EXERCISE
Exactly reproduce all the records, keeping pictures out of the copy.

TASK INPUTS

○ ○ ○ ○ ○

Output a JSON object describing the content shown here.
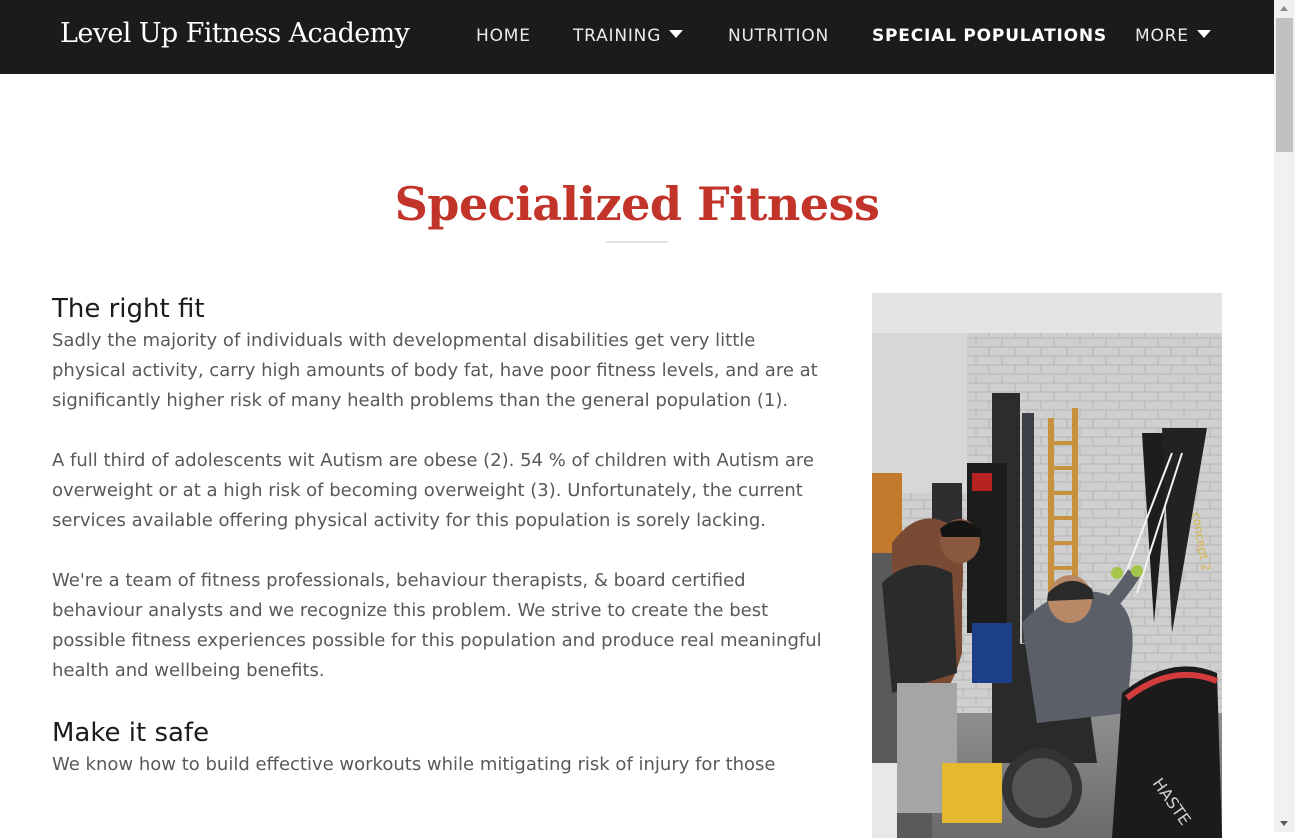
{
  "site": {
    "brand": "Level Up Fitness Academy"
  },
  "nav": {
    "items": [
      {
        "label": "HOME",
        "dropdown": false,
        "active": false
      },
      {
        "label": "TRAINING",
        "dropdown": true,
        "active": false
      },
      {
        "label": "NUTRITION",
        "dropdown": false,
        "active": false
      },
      {
        "label": "SPECIAL POPULATIONS",
        "dropdown": false,
        "active": true
      },
      {
        "label": "MORE",
        "dropdown": true,
        "active": false
      }
    ]
  },
  "main": {
    "title": "Specialized Fitness",
    "sections": [
      {
        "heading": "The right fit",
        "paragraphs": [
          "Sadly the majority of individuals with developmental disabilities get very little physical activity, carry high amounts of body fat, have poor fitness levels, and are at significantly higher risk of many health problems than the general population (1).",
          "A full third of adolescents wit Autism are obese (2). 54 % of children with Autism are overweight or at a high risk of becoming overweight (3). Unfortunately, the current services available offering physical activity for this population is sorely lacking.",
          "We're a team of fitness professionals, behaviour therapists, & board certified behaviour analysts and we recognize this problem. We strive to create the best possible fitness experiences possible for this population and produce real meaningful health and wellbeing benefits."
        ]
      },
      {
        "heading": "Make it safe",
        "paragraphs": [
          "We know how to build effective workouts while mitigating risk of injury for those"
        ]
      }
    ],
    "photo": {
      "machine_brand": "concept 2",
      "machine_logo": "C2",
      "bike_label": "HASTE"
    }
  },
  "colors": {
    "nav_bg": "#1b1b1b",
    "title": "#c23329",
    "body_text": "#595959",
    "heading_text": "#1b1b1b"
  }
}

○ ○ ○ ○ ○

COMPLETE OUTPUT
Output a JSON object describing the content shown here.
{
  "site": {
    "brand": "Level Up Fitness Academy"
  },
  "nav": {
    "items": [
      {
        "label": "HOME",
        "dropdown": false,
        "active": false
      },
      {
        "label": "TRAINING",
        "dropdown": true,
        "active": false
      },
      {
        "label": "NUTRITION",
        "dropdown": false,
        "active": false
      },
      {
        "label": "SPECIAL POPULATIONS",
        "dropdown": false,
        "active": true
      },
      {
        "label": "MORE",
        "dropdown": true,
        "active": false
      }
    ]
  },
  "main": {
    "title": "Specialized Fitness",
    "sections": [
      {
        "heading": "The right fit",
        "paragraphs": [
          "Sadly the majority of individuals with developmental disabilities get very little physical activity, carry high amounts of body fat, have poor fitness levels, and are at significantly higher risk of many health problems than the general population (1).",
          "A full third of adolescents wit Autism are obese (2). 54 % of children with Autism are overweight or at a high risk of becoming overweight (3). Unfortunately, the current services available offering physical activity for this population is sorely lacking.",
          "We're a team of fitness professionals, behaviour therapists, & board certified behaviour analysts and we recognize this problem. We strive to create the best possible fitness experiences possible for this population and produce real meaningful health and wellbeing benefits."
        ]
      },
      {
        "heading": "Make it safe",
        "paragraphs": [
          "We know how to build effective workouts while mitigating risk of injury for those"
        ]
      }
    ],
    "photo": {
      "machine_brand": "concept 2",
      "machine_logo": "C2",
      "bike_label": "HASTE"
    }
  },
  "colors": {
    "nav_bg": "#1b1b1b",
    "title": "#c23329",
    "body_text": "#595959",
    "heading_text": "#1b1b1b"
  }
}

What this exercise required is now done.